■ STATED PROBLEM
Copy out all of the data below with no alterations.
━━━━━━━━
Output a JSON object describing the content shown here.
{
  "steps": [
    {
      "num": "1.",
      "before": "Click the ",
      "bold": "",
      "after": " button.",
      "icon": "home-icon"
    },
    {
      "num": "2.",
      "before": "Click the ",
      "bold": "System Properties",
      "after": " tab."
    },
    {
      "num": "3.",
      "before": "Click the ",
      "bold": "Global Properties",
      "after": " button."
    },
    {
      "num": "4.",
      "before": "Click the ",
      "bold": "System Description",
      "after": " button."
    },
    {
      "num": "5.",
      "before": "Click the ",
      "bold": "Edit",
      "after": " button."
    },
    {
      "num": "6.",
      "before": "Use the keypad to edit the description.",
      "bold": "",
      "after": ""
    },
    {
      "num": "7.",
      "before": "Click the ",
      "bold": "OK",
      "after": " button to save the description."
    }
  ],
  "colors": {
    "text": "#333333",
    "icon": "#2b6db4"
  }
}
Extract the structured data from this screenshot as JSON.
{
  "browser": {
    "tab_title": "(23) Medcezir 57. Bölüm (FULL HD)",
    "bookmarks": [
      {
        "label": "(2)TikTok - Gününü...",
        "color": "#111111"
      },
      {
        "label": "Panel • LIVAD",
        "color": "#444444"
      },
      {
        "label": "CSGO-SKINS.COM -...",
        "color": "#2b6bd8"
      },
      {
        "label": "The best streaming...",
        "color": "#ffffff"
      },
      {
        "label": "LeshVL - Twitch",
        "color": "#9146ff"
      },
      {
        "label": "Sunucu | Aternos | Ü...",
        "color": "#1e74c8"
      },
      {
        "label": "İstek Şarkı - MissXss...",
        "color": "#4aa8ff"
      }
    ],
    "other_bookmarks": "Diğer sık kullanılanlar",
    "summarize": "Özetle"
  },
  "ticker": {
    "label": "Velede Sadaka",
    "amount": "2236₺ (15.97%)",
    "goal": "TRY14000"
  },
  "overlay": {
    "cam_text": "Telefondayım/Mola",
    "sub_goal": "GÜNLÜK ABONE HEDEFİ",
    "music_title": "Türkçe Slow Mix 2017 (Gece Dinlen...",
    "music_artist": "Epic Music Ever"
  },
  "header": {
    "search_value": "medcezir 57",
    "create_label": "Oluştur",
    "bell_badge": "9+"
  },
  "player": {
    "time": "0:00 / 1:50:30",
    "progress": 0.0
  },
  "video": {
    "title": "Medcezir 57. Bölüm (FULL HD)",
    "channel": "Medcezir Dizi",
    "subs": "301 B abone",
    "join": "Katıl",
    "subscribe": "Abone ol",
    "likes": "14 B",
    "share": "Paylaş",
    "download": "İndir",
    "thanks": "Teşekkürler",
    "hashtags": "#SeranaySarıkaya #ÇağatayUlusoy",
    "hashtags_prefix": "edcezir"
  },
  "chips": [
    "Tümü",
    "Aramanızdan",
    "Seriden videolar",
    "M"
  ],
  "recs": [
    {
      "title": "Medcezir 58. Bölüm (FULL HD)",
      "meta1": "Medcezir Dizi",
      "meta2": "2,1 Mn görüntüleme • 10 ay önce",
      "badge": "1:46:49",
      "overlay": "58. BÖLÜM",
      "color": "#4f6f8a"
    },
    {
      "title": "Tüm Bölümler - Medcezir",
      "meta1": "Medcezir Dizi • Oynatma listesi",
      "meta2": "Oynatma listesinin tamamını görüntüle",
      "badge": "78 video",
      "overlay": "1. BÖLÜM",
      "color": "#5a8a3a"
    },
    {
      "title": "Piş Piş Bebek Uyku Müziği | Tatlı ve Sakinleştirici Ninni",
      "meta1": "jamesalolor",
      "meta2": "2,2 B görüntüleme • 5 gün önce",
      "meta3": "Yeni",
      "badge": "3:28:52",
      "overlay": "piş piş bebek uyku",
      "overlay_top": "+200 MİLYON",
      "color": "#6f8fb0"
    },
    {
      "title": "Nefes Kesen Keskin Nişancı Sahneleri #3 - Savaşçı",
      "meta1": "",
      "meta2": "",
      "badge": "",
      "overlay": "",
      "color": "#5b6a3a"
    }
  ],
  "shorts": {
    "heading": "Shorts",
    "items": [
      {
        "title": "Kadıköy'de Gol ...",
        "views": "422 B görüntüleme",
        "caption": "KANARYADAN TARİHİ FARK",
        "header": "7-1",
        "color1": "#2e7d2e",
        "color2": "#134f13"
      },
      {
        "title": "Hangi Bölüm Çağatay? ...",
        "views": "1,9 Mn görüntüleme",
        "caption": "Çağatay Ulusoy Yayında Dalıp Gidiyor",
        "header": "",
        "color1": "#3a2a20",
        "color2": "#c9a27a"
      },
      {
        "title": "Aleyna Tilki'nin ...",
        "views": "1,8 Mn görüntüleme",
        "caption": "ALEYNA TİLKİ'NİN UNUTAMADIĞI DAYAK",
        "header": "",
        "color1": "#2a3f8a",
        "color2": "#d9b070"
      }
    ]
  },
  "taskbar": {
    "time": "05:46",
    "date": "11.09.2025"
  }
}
━━━━━━━━
■ EXPECTED OUTPUT
Output a JSON object describing the content shown here.
{
  "steps": [
    {
      "num": "1.",
      "before": "Click the ",
      "bold": "",
      "after": " button.",
      "icon": "home-icon"
    },
    {
      "num": "2.",
      "before": "Click the ",
      "bold": "System Properties",
      "after": " tab."
    },
    {
      "num": "3.",
      "before": "Click the ",
      "bold": "Global Properties",
      "after": " button."
    },
    {
      "num": "4.",
      "before": "Click the ",
      "bold": "System Description",
      "after": " button."
    },
    {
      "num": "5.",
      "before": "Click the ",
      "bold": "Edit",
      "after": " button."
    },
    {
      "num": "6.",
      "before": "Use the keypad to edit the description.",
      "bold": "",
      "after": ""
    },
    {
      "num": "7.",
      "before": "Click the ",
      "bold": "OK",
      "after": " button to save the description."
    }
  ],
  "colors": {
    "text": "#333333",
    "icon": "#2b6db4"
  }
}
Extract the structured data from this screenshot as JSON.
{
  "browser": {
    "tab_title": "(23) Medcezir 57. Bölüm (FULL HD)",
    "bookmarks": [
      {
        "label": "(2)TikTok - Gününü...",
        "color": "#111111"
      },
      {
        "label": "Panel • LIVAD",
        "color": "#444444"
      },
      {
        "label": "CSGO-SKINS.COM -...",
        "color": "#2b6bd8"
      },
      {
        "label": "The best streaming...",
        "color": "#ffffff"
      },
      {
        "label": "LeshVL - Twitch",
        "color": "#9146ff"
      },
      {
        "label": "Sunucu | Aternos | Ü...",
        "color": "#1e74c8"
      },
      {
        "label": "İstek Şarkı - MissXss...",
        "color": "#4aa8ff"
      }
    ],
    "other_bookmarks": "Diğer sık kullanılanlar",
    "summarize": "Özetle"
  },
  "ticker": {
    "label": "Velede Sadaka",
    "amount": "2236₺ (15.97%)",
    "goal": "TRY14000"
  },
  "overlay": {
    "cam_text": "Telefondayım/Mola",
    "sub_goal": "GÜNLÜK ABONE HEDEFİ",
    "music_title": "Türkçe Slow Mix 2017 (Gece Dinlen...",
    "music_artist": "Epic Music Ever"
  },
  "header": {
    "search_value": "medcezir 57",
    "create_label": "Oluştur",
    "bell_badge": "9+"
  },
  "player": {
    "time": "0:00 / 1:50:30",
    "progress": 0.0
  },
  "video": {
    "title": "Medcezir 57. Bölüm (FULL HD)",
    "channel": "Medcezir Dizi",
    "subs": "301 B abone",
    "join": "Katıl",
    "subscribe": "Abone ol",
    "likes": "14 B",
    "share": "Paylaş",
    "download": "İndir",
    "thanks": "Teşekkürler",
    "hashtags": "#SeranaySarıkaya #ÇağatayUlusoy",
    "hashtags_prefix": "edcezir"
  },
  "chips": [
    "Tümü",
    "Aramanızdan",
    "Seriden videolar",
    "M"
  ],
  "recs": [
    {
      "title": "Medcezir 58. Bölüm (FULL HD)",
      "meta1": "Medcezir Dizi",
      "meta2": "2,1 Mn görüntüleme • 10 ay önce",
      "badge": "1:46:49",
      "overlay": "58. BÖLÜM",
      "color": "#4f6f8a"
    },
    {
      "title": "Tüm Bölümler - Medcezir",
      "meta1": "Medcezir Dizi • Oynatma listesi",
      "meta2": "Oynatma listesinin tamamını görüntüle",
      "badge": "78 video",
      "overlay": "1. BÖLÜM",
      "color": "#5a8a3a"
    },
    {
      "title": "Piş Piş Bebek Uyku Müziği | Tatlı ve Sakinleştirici Ninni",
      "meta1": "jamesalolor",
      "meta2": "2,2 B görüntüleme • 5 gün önce",
      "meta3": "Yeni",
      "badge": "3:28:52",
      "overlay": "piş piş bebek uyku",
      "overlay_top": "+200 MİLYON",
      "color": "#6f8fb0"
    },
    {
      "title": "Nefes Kesen Keskin Nişancı Sahneleri #3 - Savaşçı",
      "meta1": "",
      "meta2": "",
      "badge": "",
      "overlay": "",
      "color": "#5b6a3a"
    }
  ],
  "shorts": {
    "heading": "Shorts",
    "items": [
      {
        "title": "Kadıköy'de Gol ...",
        "views": "422 B görüntüleme",
        "caption": "KANARYADAN TARİHİ FARK",
        "header": "7-1",
        "color1": "#2e7d2e",
        "color2": "#134f13"
      },
      {
        "title": "Hangi Bölüm Çağatay? ...",
        "views": "1,9 Mn görüntüleme",
        "caption": "Çağatay Ulusoy Yayında Dalıp Gidiyor",
        "header": "",
        "color1": "#3a2a20",
        "color2": "#c9a27a"
      },
      {
        "title": "Aleyna Tilki'nin ...",
        "views": "1,8 Mn görüntüleme",
        "caption": "ALEYNA TİLKİ'NİN UNUTAMADIĞI DAYAK",
        "header": "",
        "color1": "#2a3f8a",
        "color2": "#d9b070"
      }
    ]
  },
  "taskbar": {
    "time": "05:46",
    "date": "11.09.2025"
  }
}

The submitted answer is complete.